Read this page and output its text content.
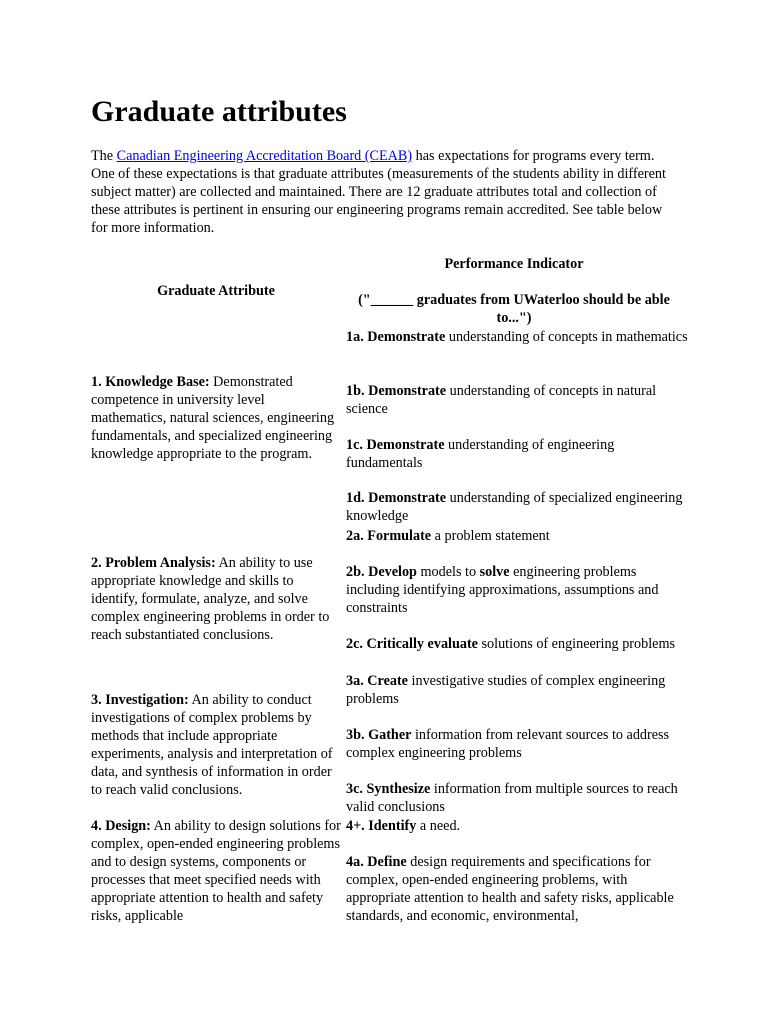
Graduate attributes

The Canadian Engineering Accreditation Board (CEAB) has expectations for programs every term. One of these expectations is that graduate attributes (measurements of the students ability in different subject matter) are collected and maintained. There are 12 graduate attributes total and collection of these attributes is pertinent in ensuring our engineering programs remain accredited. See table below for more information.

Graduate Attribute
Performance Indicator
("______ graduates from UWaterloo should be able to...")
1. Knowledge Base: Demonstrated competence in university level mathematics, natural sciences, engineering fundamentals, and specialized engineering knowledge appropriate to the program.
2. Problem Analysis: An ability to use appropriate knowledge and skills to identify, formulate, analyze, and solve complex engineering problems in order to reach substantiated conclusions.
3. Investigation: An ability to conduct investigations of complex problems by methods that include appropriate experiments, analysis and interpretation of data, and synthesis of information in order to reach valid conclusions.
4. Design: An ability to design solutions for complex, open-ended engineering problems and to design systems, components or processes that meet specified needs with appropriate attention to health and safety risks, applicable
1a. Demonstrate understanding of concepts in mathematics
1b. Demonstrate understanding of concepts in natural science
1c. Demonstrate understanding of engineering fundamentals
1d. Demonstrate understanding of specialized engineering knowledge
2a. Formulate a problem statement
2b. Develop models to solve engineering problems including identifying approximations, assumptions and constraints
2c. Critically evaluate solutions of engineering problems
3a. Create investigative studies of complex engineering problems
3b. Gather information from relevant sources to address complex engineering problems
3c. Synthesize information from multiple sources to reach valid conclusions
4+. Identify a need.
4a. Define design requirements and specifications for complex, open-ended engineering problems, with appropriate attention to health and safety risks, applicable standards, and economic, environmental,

★ ★ ★

◆ **Set exercise**: Return to the listing above and set it down exactly, leaving out its pictures.

◆ **Written answer**:
Read this page and output its text content.
Graduate attributes

The Canadian Engineering Accreditation Board (CEAB) has expectations for programs every term. One of these expectations is that graduate attributes (measurements of the students ability in different subject matter) are collected and maintained. There are 12 graduate attributes total and collection of these attributes is pertinent in ensuring our engineering programs remain accredited. See table below for more information.

Graduate Attribute
Performance Indicator
("______ graduates from UWaterloo should be able to...")
1. Knowledge Base: Demonstrated competence in university level mathematics, natural sciences, engineering fundamentals, and specialized engineering knowledge appropriate to the program.
2. Problem Analysis: An ability to use appropriate knowledge and skills to identify, formulate, analyze, and solve complex engineering problems in order to reach substantiated conclusions.
3. Investigation: An ability to conduct investigations of complex problems by methods that include appropriate experiments, analysis and interpretation of data, and synthesis of information in order to reach valid conclusions.
4. Design: An ability to design solutions for complex, open-ended engineering problems and to design systems, components or processes that meet specified needs with appropriate attention to health and safety risks, applicable
1a. Demonstrate understanding of concepts in mathematics
1b. Demonstrate understanding of concepts in natural science
1c. Demonstrate understanding of engineering fundamentals
1d. Demonstrate understanding of specialized engineering knowledge
2a. Formulate a problem statement
2b. Develop models to solve engineering problems including identifying approximations, assumptions and constraints
2c. Critically evaluate solutions of engineering problems
3a. Create investigative studies of complex engineering problems
3b. Gather information from relevant sources to address complex engineering problems
3c. Synthesize information from multiple sources to reach valid conclusions
4+. Identify a need.
4a. Define design requirements and specifications for complex, open-ended engineering problems, with appropriate attention to health and safety risks, applicable standards, and economic, environmental,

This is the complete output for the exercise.